--- Start ---

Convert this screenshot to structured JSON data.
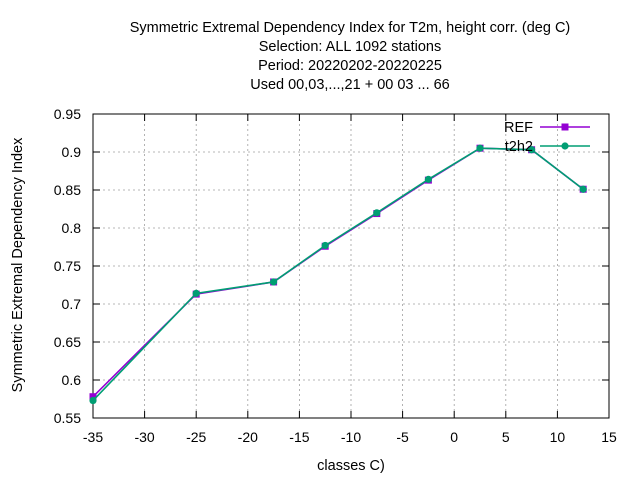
{
  "chart_data": {
    "type": "line",
    "title_lines": [
      "Symmetric Extremal Dependency Index  for T2m, height corr. (deg C)",
      "Selection: ALL   1092 stations",
      "Period: 20220202-20220225",
      "Used  00,03,...,21  + 00 03 ... 66"
    ],
    "xlabel": "classes C)",
    "ylabel": "Symmetric Extremal Dependency Index",
    "xlim": [
      -35,
      15
    ],
    "ylim": [
      0.55,
      0.95
    ],
    "xticks": [
      -35,
      -30,
      -25,
      -20,
      -15,
      -10,
      -5,
      0,
      5,
      10,
      15
    ],
    "xtick_labels": [
      "-35",
      "-30",
      "-25",
      "-20",
      "-15",
      "-10",
      "-5",
      "0",
      "5",
      "10",
      "15"
    ],
    "yticks": [
      0.55,
      0.6,
      0.65,
      0.7,
      0.75,
      0.8,
      0.85,
      0.9,
      0.95
    ],
    "ytick_labels": [
      "0.55",
      "0.6",
      "0.65",
      "0.7",
      "0.75",
      "0.8",
      "0.85",
      "0.9",
      "0.95"
    ],
    "grid": true,
    "legend_position": "top-right",
    "series": [
      {
        "name": "REF",
        "color": "#9400d3",
        "marker": "square",
        "x": [
          -35,
          -25,
          -17.5,
          -12.5,
          -7.5,
          -2.5,
          2.5,
          7.5,
          12.5
        ],
        "y": [
          0.578,
          0.713,
          0.729,
          0.776,
          0.819,
          0.863,
          0.905,
          0.903,
          0.851
        ]
      },
      {
        "name": "t2h2",
        "color": "#009e73",
        "marker": "circle",
        "x": [
          -35,
          -25,
          -17.5,
          -12.5,
          -7.5,
          -2.5,
          2.5,
          7.5,
          12.5
        ],
        "y": [
          0.573,
          0.714,
          0.729,
          0.777,
          0.82,
          0.864,
          0.905,
          0.903,
          0.851
        ]
      }
    ]
  }
}
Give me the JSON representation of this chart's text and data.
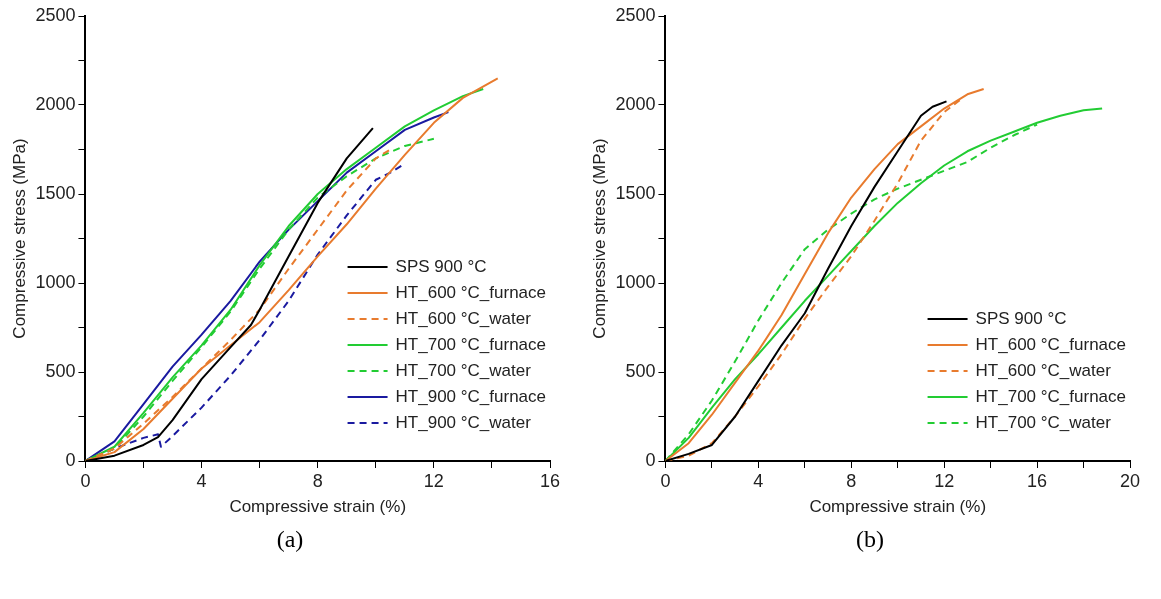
{
  "chart_data": [
    {
      "type": "line",
      "xlabel": "Compressive strain (%)",
      "ylabel": "Compressive stress (MPa)",
      "xlim": [
        0,
        16
      ],
      "ylim": [
        0,
        2500
      ],
      "xticks": [
        0,
        {
          "value": 2,
          "label": null
        },
        4,
        {
          "value": 6,
          "label": null
        },
        8,
        {
          "value": 10,
          "label": null
        },
        12,
        {
          "value": 14,
          "label": null
        },
        16
      ],
      "yticks": [
        0,
        {
          "value": 250,
          "label": null
        },
        500,
        {
          "value": 750,
          "label": null
        },
        1000,
        {
          "value": 1250,
          "label": null
        },
        1500,
        {
          "value": 1750,
          "label": null
        },
        2000,
        {
          "value": 2250,
          "label": null
        },
        2500
      ],
      "grid": false,
      "legend": "bottom right",
      "annotations": [
        "(a)"
      ],
      "series": [
        {
          "name": "SPS 900 °C",
          "color": "#000000",
          "line_style": "solid",
          "x": [
            0,
            1,
            2,
            2.5,
            3,
            4,
            5,
            5.7,
            6,
            7,
            8,
            9,
            9.9
          ],
          "values": [
            0,
            30,
            90,
            134,
            230,
            460,
            640,
            764,
            850,
            1150,
            1450,
            1700,
            1870
          ]
        },
        {
          "name": "HT_600 °C_furnace",
          "color": "#e87b2e",
          "line_style": "solid",
          "x": [
            0,
            1,
            2,
            3,
            4,
            5,
            6,
            7,
            8,
            9,
            10,
            11,
            12,
            13,
            14.2
          ],
          "values": [
            0,
            50,
            180,
            350,
            520,
            650,
            780,
            960,
            1150,
            1330,
            1530,
            1720,
            1900,
            2040,
            2150
          ]
        },
        {
          "name": "HT_600 °C_water",
          "color": "#e87b2e",
          "line_style": "dashed",
          "x": [
            0,
            1,
            2,
            3,
            4,
            5,
            6,
            7,
            8,
            9,
            10,
            10.5
          ],
          "values": [
            0,
            70,
            210,
            360,
            520,
            680,
            850,
            1080,
            1300,
            1520,
            1700,
            1750
          ]
        },
        {
          "name": "HT_700 °C_furnace",
          "color": "#22cc33",
          "line_style": "solid",
          "x": [
            0,
            1,
            2,
            3,
            4,
            5,
            6,
            7,
            8,
            9,
            10,
            11,
            12,
            13,
            13.7
          ],
          "values": [
            0,
            80,
            270,
            470,
            650,
            850,
            1100,
            1320,
            1500,
            1640,
            1760,
            1880,
            1970,
            2050,
            2090
          ]
        },
        {
          "name": "HT_700 °C_water",
          "color": "#22cc33",
          "line_style": "dashed",
          "x": [
            0,
            1,
            2,
            3,
            4,
            5,
            6,
            7,
            8,
            9,
            9.5,
            10,
            11,
            12
          ],
          "values": [
            0,
            70,
            250,
            450,
            640,
            840,
            1080,
            1300,
            1480,
            1600,
            1650,
            1700,
            1770,
            1810
          ]
        },
        {
          "name": "HT_900 °C_furnace",
          "color": "#1a1aa0",
          "line_style": "solid",
          "x": [
            0,
            1,
            2,
            3,
            4,
            5,
            6,
            7,
            8,
            9,
            10,
            11,
            12,
            12.5
          ],
          "values": [
            0,
            110,
            320,
            530,
            710,
            900,
            1120,
            1300,
            1460,
            1620,
            1740,
            1860,
            1930,
            1960
          ]
        },
        {
          "name": "HT_900 °C_water",
          "color": "#1a1aa0",
          "line_style": "dashed",
          "x": [
            0,
            1,
            2,
            2.5,
            2.6,
            3,
            4,
            5,
            6,
            7,
            8,
            9,
            10,
            10.5,
            11
          ],
          "values": [
            0,
            70,
            130,
            150,
            80,
            140,
            300,
            480,
            680,
            900,
            1160,
            1380,
            1580,
            1620,
            1670
          ]
        }
      ]
    },
    {
      "type": "line",
      "xlabel": "Compressive strain (%)",
      "ylabel": "Compressive stress (MPa)",
      "xlim": [
        0,
        20
      ],
      "ylim": [
        0,
        2500
      ],
      "xticks": [
        0,
        {
          "value": 2,
          "label": null
        },
        4,
        {
          "value": 6,
          "label": null
        },
        8,
        {
          "value": 10,
          "label": null
        },
        12,
        {
          "value": 14,
          "label": null
        },
        16,
        {
          "value": 18,
          "label": null
        },
        20
      ],
      "yticks": [
        0,
        {
          "value": 250,
          "label": null
        },
        500,
        {
          "value": 750,
          "label": null
        },
        1000,
        {
          "value": 1250,
          "label": null
        },
        1500,
        {
          "value": 1750,
          "label": null
        },
        2000,
        {
          "value": 2250,
          "label": null
        },
        2500
      ],
      "grid": false,
      "legend": "bottom right",
      "annotations": [
        "(b)"
      ],
      "series": [
        {
          "name": "SPS 900 °C",
          "color": "#000000",
          "line_style": "solid",
          "x": [
            0,
            1,
            2,
            3,
            4,
            5,
            6,
            7,
            8,
            9,
            10,
            11,
            11.5,
            12.1
          ],
          "values": [
            0,
            40,
            90,
            250,
            450,
            650,
            830,
            1080,
            1320,
            1540,
            1740,
            1940,
            1990,
            2020
          ]
        },
        {
          "name": "HT_600 °C_furnace",
          "color": "#e87b2e",
          "line_style": "solid",
          "x": [
            0,
            1,
            2,
            3,
            4,
            5,
            6,
            7,
            8,
            9,
            10,
            11,
            12,
            13,
            13.7
          ],
          "values": [
            0,
            100,
            260,
            440,
            620,
            820,
            1050,
            1280,
            1480,
            1640,
            1780,
            1880,
            1980,
            2060,
            2090
          ]
        },
        {
          "name": "HT_600 °C_water",
          "color": "#e87b2e",
          "line_style": "dashed",
          "x": [
            0,
            1,
            2,
            3,
            4,
            5,
            6,
            7,
            8,
            9,
            10,
            11,
            12,
            12.8
          ],
          "values": [
            0,
            30,
            100,
            250,
            420,
            600,
            800,
            980,
            1150,
            1350,
            1560,
            1800,
            1960,
            2040
          ]
        },
        {
          "name": "HT_700 °C_furnace",
          "color": "#22cc33",
          "line_style": "solid",
          "x": [
            0,
            1,
            2,
            3,
            4,
            5,
            6,
            7,
            8,
            9,
            10,
            11,
            12,
            13,
            14,
            15,
            16,
            17,
            18,
            18.8
          ],
          "values": [
            0,
            130,
            300,
            460,
            600,
            750,
            900,
            1040,
            1180,
            1320,
            1450,
            1560,
            1660,
            1740,
            1800,
            1850,
            1900,
            1940,
            1970,
            1980
          ]
        },
        {
          "name": "HT_700 °C_water",
          "color": "#22cc33",
          "line_style": "dashed",
          "x": [
            0,
            1,
            2,
            3,
            4,
            5,
            6,
            7,
            8,
            9,
            10,
            11,
            12,
            13,
            14,
            15,
            16
          ],
          "values": [
            0,
            150,
            340,
            560,
            790,
            1000,
            1190,
            1300,
            1390,
            1470,
            1530,
            1580,
            1630,
            1680,
            1760,
            1830,
            1890
          ]
        }
      ]
    }
  ]
}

--- End ---

Go through the material above and count the lines that contain "JSON"; give that number alone.

◆ COMPLETED EXERCISE ◆
2